**Goal of the exercise:** Restate the material word for word and leave out anything that is a picture.

Stored data:
━━━━━━━━━━
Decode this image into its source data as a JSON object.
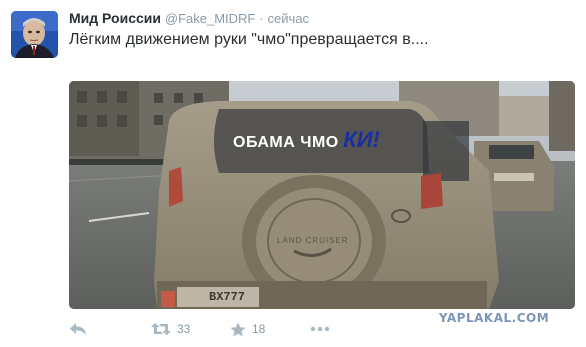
{
  "tweet": {
    "author_name": "Мид Роиссии",
    "author_handle": "@Fake_MIDRF",
    "separator": "·",
    "time": "сейчас",
    "text": "Лёгким движением руки \"чмо\"превращается в....",
    "image_text": {
      "line_main": "ОБАМА ЧМО",
      "line_add": "КИ!",
      "spare_wheel_brand": "LAND CRUISER",
      "plate": "ВХ777"
    },
    "actions": {
      "reply_icon": "reply-icon",
      "retweet_icon": "retweet-icon",
      "retweet_count": "33",
      "favorite_icon": "star-icon",
      "favorite_count": "18",
      "more_icon": "more-icon"
    }
  },
  "watermark": "YAPLAKAL.COM",
  "colors": {
    "name": "#292f33",
    "meta": "#8899a6",
    "watermark": "#7d95b8",
    "handwriting": "#1a2fa3"
  }
}
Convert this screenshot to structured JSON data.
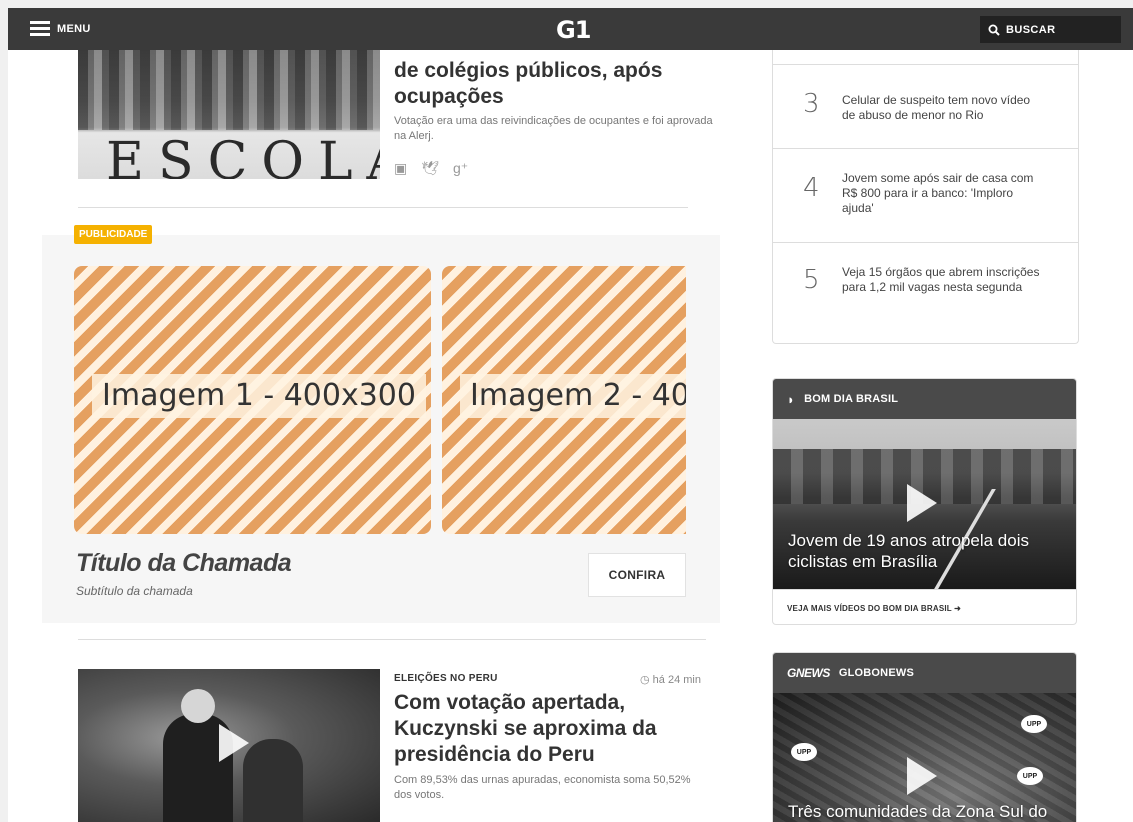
{
  "header": {
    "menu_label": "MENU",
    "logo": "G1",
    "search_label": "BUSCAR"
  },
  "top_story": {
    "image_text": "ESCOLA",
    "title": "de colégios públicos, após ocupações",
    "subtitle": "Votação era uma das reivindicações de ocupantes e foi aprovada na Alerj."
  },
  "share_icons": [
    "facebook-icon",
    "twitter-icon",
    "google-plus-icon"
  ],
  "ad": {
    "badge": "PUBLICIDADE",
    "image1_label": "Imagem 1 - 400x300",
    "image2_label": "Imagem 2 - 40",
    "title": "Título da Chamada",
    "subtitle": "Subtítulo da chamada",
    "cta": "CONFIRA"
  },
  "second_story": {
    "category": "ELEIÇÕES NO PERU",
    "time": "há 24 min",
    "title": "Com votação apertada, Kuczynski se aproxima da presidência do Peru",
    "subtitle": "Com 89,53% das urnas apuradas, economista soma 50,52% dos votos."
  },
  "most_read": [
    {
      "num": "3",
      "text": "Celular de suspeito tem novo vídeo de abuso de menor no Rio"
    },
    {
      "num": "4",
      "text": "Jovem some após sair de casa com R$ 800 para ir a banco: 'Imploro ajuda'"
    },
    {
      "num": "5",
      "text": "Veja 15 órgãos que abrem inscrições para 1,2 mil vagas nesta segunda"
    }
  ],
  "bom_dia": {
    "title": "BOM DIA BRASIL",
    "caption": "Jovem de 19 anos atropela dois ciclistas em Brasília",
    "more": "VEJA MAIS VÍDEOS DO BOM DIA BRASIL ➜"
  },
  "globonews": {
    "logo": "GNEWS",
    "title": "GLOBONEWS",
    "caption": "Três comunidades da Zona Sul do",
    "upp": "UPP"
  }
}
━━━━━━━━━━
**Task response:**
Decode this image into its source data as a JSON object.
{
  "tweet": {
    "author_name": "Мид Роиссии",
    "author_handle": "@Fake_MIDRF",
    "separator": "·",
    "time": "сейчас",
    "text": "Лёгким движением руки \"чмо\"превращается в....",
    "image_text": {
      "line_main": "ОБАМА ЧМО",
      "line_add": "КИ!",
      "spare_wheel_brand": "LAND CRUISER",
      "plate": "ВХ777"
    },
    "actions": {
      "reply_icon": "reply-icon",
      "retweet_icon": "retweet-icon",
      "retweet_count": "33",
      "favorite_icon": "star-icon",
      "favorite_count": "18",
      "more_icon": "more-icon"
    }
  },
  "watermark": "YAPLAKAL.COM",
  "colors": {
    "name": "#292f33",
    "meta": "#8899a6",
    "watermark": "#7d95b8",
    "handwriting": "#1a2fa3"
  }
}
Convert this screenshot to structured JSON data.
{
  "header": {
    "menu_label": "MENU",
    "logo": "G1",
    "search_label": "BUSCAR"
  },
  "top_story": {
    "image_text": "ESCOLA",
    "title": "de colégios públicos, após ocupações",
    "subtitle": "Votação era uma das reivindicações de ocupantes e foi aprovada na Alerj."
  },
  "share_icons": [
    "facebook-icon",
    "twitter-icon",
    "google-plus-icon"
  ],
  "ad": {
    "badge": "PUBLICIDADE",
    "image1_label": "Imagem 1 - 400x300",
    "image2_label": "Imagem 2 - 40",
    "title": "Título da Chamada",
    "subtitle": "Subtítulo da chamada",
    "cta": "CONFIRA"
  },
  "second_story": {
    "category": "ELEIÇÕES NO PERU",
    "time": "há 24 min",
    "title": "Com votação apertada, Kuczynski se aproxima da presidência do Peru",
    "subtitle": "Com 89,53% das urnas apuradas, economista soma 50,52% dos votos."
  },
  "most_read": [
    {
      "num": "3",
      "text": "Celular de suspeito tem novo vídeo de abuso de menor no Rio"
    },
    {
      "num": "4",
      "text": "Jovem some após sair de casa com R$ 800 para ir a banco: 'Imploro ajuda'"
    },
    {
      "num": "5",
      "text": "Veja 15 órgãos que abrem inscrições para 1,2 mil vagas nesta segunda"
    }
  ],
  "bom_dia": {
    "title": "BOM DIA BRASIL",
    "caption": "Jovem de 19 anos atropela dois ciclistas em Brasília",
    "more": "VEJA MAIS VÍDEOS DO BOM DIA BRASIL ➜"
  },
  "globonews": {
    "logo": "GNEWS",
    "title": "GLOBONEWS",
    "caption": "Três comunidades da Zona Sul do",
    "upp": "UPP"
  }
}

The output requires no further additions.